▶ _WHAT IS ASKED_:
Would it be possible to write out each entry below exactly, without the pictures?

▶ _EXERCISE INPUT_:
# # # #
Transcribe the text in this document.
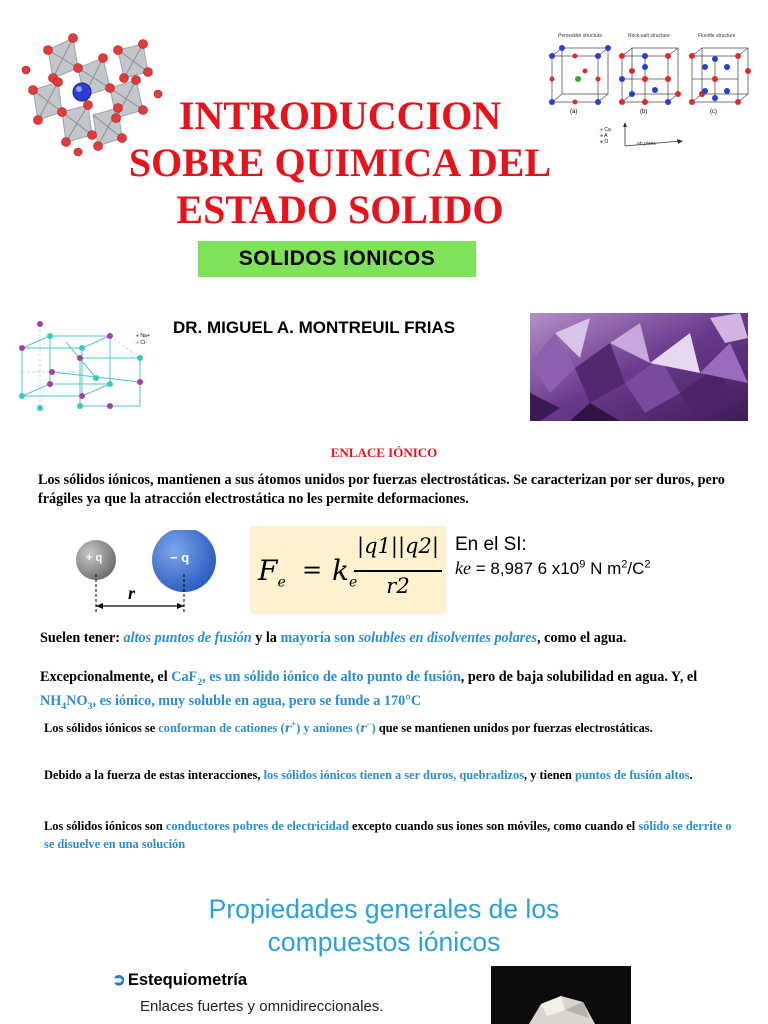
INTRODUCCION
SOBRE QUIMICA DEL
ESTADO SOLIDO
Perovskite structure	Rock-salt structure	Fluorite structure
(a)	(b)	(c)
● Ca
● A
● O	ab plane
SOLIDOS IONICOS
● Na+
● Cl-
DR. MIGUEL A. MONTREUIL FRIAS
ENLACE IÓNICO
Los sólidos iónicos, mantienen a sus átomos unidos por fuerzas electrostáticas. Se caracterizan por ser duros, pero frágiles ya que la atracción electrostática no les permite deformaciones.
+ q	− q
r
$F_e = k_e$
|q1||q2|
r2
En el SI:
ke = 8,987 6 $x10^9$ N $m^2/C^2$
Suelen tener: altos puntos de fusión y la mayoría son solubles en disolventes polares, como el agua.
Excepcionalmente, el CaF$_2$, es un sólido iónico de alto punto de fusión, pero de baja solubilidad en agua. Y, el $NH_4NO_3$, es iónico, muy soluble en agua, pero se funde a 170°C
Los sólidos iónicos se conforman de cationes (r+) y aniones (r−) que se mantienen unidos por fuerzas electrostáticas.
Debido a la fuerza de estas interacciones, los sólidos iónicos tienen a ser duros, quebradizos, y tienen puntos de fusión altos.
Los sólidos iónicos son conductores pobres de electricidad excepto cuando sus iones son móviles, como cuando el sólido se derrite o se disuelve en una solución
Propiedades generales de los
compuestos iónicos
➲ Estequiometría
Enlaces fuertes y omnidireccionales.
# # # #
▶ _EXPECTED ANSWER_:
Transcribe the text in this document.
INTRODUCCION
SOBRE QUIMICA DEL
ESTADO SOLIDO
Perovskite structure	Rock-salt structure	Fluorite structure
(a)	(b)	(c)
● Ca
● A
● O	ab plane
SOLIDOS IONICOS
● Na+
● Cl-
DR. MIGUEL A. MONTREUIL FRIAS
ENLACE IÓNICO
Los sólidos iónicos, mantienen a sus átomos unidos por fuerzas electrostáticas. Se caracterizan por ser duros, pero frágiles ya que la atracción electrostática no les permite deformaciones.
+ q	− q
r
$F_e = k_e$
|q1||q2|
r2
En el SI:
ke = 8,987 6 $x10^9$ N $m^2/C^2$
Suelen tener: altos puntos de fusión y la mayoría son solubles en disolventes polares, como el agua.
Excepcionalmente, el CaF$_2$, es un sólido iónico de alto punto de fusión, pero de baja solubilidad en agua. Y, el $NH_4NO_3$, es iónico, muy soluble en agua, pero se funde a 170°C
Los sólidos iónicos se conforman de cationes (r+) y aniones (r−) que se mantienen unidos por fuerzas electrostáticas.
Debido a la fuerza de estas interacciones, los sólidos iónicos tienen a ser duros, quebradizos, y tienen puntos de fusión altos.
Los sólidos iónicos son conductores pobres de electricidad excepto cuando sus iones son móviles, como cuando el sólido se derrite o se disuelve en una solución
Propiedades generales de los
compuestos iónicos
➲ Estequiometría
Enlaces fuertes y omnidireccionales.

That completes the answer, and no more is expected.